═══ DATASET

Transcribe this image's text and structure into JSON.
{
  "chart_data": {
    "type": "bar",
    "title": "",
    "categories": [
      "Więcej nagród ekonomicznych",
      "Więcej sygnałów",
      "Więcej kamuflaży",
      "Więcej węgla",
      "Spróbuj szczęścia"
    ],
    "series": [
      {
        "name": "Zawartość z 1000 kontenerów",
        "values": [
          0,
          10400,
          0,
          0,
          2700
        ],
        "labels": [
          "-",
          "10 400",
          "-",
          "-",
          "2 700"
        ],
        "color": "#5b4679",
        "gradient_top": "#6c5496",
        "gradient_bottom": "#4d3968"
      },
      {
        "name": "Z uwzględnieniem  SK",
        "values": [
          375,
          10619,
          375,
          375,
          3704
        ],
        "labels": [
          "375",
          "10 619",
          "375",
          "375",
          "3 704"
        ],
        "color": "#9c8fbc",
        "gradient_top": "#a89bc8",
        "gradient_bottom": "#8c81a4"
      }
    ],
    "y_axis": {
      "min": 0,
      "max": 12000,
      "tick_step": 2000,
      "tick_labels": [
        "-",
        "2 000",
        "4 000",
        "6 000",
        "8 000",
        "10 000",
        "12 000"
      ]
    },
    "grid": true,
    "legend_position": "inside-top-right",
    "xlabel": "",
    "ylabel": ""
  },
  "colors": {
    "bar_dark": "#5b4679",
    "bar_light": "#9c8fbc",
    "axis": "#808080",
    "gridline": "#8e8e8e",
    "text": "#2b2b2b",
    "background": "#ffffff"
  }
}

══════

▸ **GOAL OF THE EXERCISE**
From the records above, extract each line exactly as shown.

▸ **TASK RESPONSE**
Transcribe this image's text and structure into JSON.
{
  "chart_data": {
    "type": "bar",
    "title": "",
    "categories": [
      "Więcej nagród ekonomicznych",
      "Więcej sygnałów",
      "Więcej kamuflaży",
      "Więcej węgla",
      "Spróbuj szczęścia"
    ],
    "series": [
      {
        "name": "Zawartość z 1000 kontenerów",
        "values": [
          0,
          10400,
          0,
          0,
          2700
        ],
        "labels": [
          "-",
          "10 400",
          "-",
          "-",
          "2 700"
        ],
        "color": "#5b4679",
        "gradient_top": "#6c5496",
        "gradient_bottom": "#4d3968"
      },
      {
        "name": "Z uwzględnieniem  SK",
        "values": [
          375,
          10619,
          375,
          375,
          3704
        ],
        "labels": [
          "375",
          "10 619",
          "375",
          "375",
          "3 704"
        ],
        "color": "#9c8fbc",
        "gradient_top": "#a89bc8",
        "gradient_bottom": "#8c81a4"
      }
    ],
    "y_axis": {
      "min": 0,
      "max": 12000,
      "tick_step": 2000,
      "tick_labels": [
        "-",
        "2 000",
        "4 000",
        "6 000",
        "8 000",
        "10 000",
        "12 000"
      ]
    },
    "grid": true,
    "legend_position": "inside-top-right",
    "xlabel": "",
    "ylabel": ""
  },
  "colors": {
    "bar_dark": "#5b4679",
    "bar_light": "#9c8fbc",
    "axis": "#808080",
    "gridline": "#8e8e8e",
    "text": "#2b2b2b",
    "background": "#ffffff"
  }
}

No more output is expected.